___ RECORDS FOR THIS EXERCISE ___
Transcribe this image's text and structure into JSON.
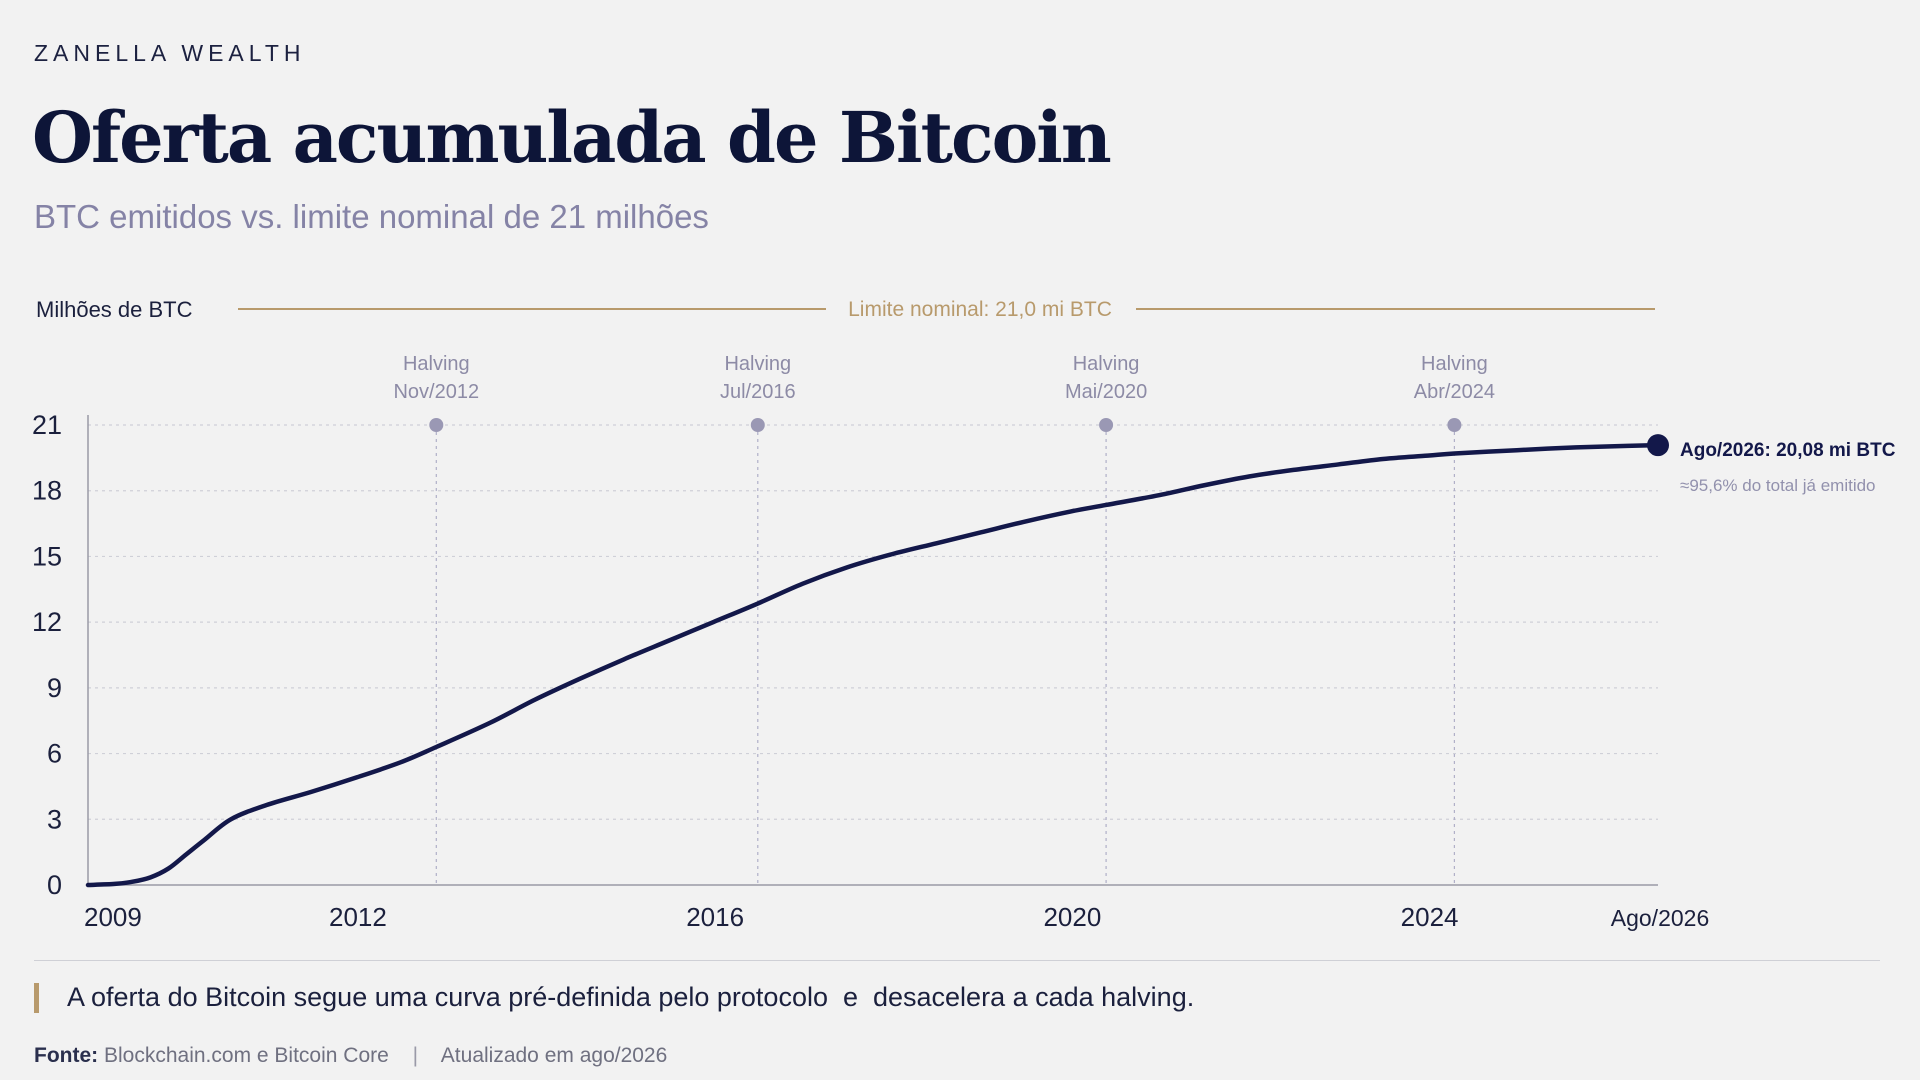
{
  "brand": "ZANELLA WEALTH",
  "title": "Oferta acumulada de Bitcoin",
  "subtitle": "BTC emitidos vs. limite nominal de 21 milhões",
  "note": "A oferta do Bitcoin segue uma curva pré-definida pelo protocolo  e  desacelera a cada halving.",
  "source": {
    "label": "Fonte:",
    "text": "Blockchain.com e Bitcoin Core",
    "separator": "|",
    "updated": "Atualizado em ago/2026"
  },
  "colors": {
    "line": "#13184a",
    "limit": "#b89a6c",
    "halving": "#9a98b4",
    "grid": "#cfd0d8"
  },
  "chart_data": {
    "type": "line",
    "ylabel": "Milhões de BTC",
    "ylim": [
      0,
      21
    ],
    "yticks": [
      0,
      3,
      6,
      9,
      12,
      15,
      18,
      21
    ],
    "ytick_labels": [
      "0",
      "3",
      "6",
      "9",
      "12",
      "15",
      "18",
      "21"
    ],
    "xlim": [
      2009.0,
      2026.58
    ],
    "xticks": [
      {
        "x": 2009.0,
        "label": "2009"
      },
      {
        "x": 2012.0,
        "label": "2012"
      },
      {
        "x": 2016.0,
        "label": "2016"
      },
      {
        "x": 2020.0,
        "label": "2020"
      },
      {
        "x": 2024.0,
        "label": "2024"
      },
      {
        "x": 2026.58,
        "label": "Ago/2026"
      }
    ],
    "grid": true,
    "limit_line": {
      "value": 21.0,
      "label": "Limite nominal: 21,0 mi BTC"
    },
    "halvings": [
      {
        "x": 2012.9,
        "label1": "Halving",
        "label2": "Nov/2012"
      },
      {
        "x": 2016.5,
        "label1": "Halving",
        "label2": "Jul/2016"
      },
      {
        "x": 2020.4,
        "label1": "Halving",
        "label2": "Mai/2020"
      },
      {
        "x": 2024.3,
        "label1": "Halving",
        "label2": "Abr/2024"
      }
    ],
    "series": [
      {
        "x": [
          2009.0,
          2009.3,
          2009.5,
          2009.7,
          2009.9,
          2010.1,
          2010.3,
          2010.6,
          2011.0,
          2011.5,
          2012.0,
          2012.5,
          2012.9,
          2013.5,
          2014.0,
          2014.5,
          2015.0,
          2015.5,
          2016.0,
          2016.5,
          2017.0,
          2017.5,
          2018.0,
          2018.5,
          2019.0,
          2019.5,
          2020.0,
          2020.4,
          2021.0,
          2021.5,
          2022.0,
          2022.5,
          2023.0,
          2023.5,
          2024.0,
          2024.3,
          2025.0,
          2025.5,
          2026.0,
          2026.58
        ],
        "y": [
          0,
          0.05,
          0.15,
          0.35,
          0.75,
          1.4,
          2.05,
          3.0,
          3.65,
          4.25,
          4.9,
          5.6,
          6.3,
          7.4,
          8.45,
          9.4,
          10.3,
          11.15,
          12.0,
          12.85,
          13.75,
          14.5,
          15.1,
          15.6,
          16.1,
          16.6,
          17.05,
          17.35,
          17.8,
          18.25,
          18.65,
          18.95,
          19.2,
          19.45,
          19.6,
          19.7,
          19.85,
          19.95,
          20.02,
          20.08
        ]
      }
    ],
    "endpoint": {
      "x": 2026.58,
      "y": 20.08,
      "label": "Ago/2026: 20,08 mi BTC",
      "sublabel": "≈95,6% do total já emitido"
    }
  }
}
___
• [TASK STATEMENT] How many of the lines above hold the word "Bitcoin"? Give only that number.

• [RESULT OF THIS EXERCISE] 3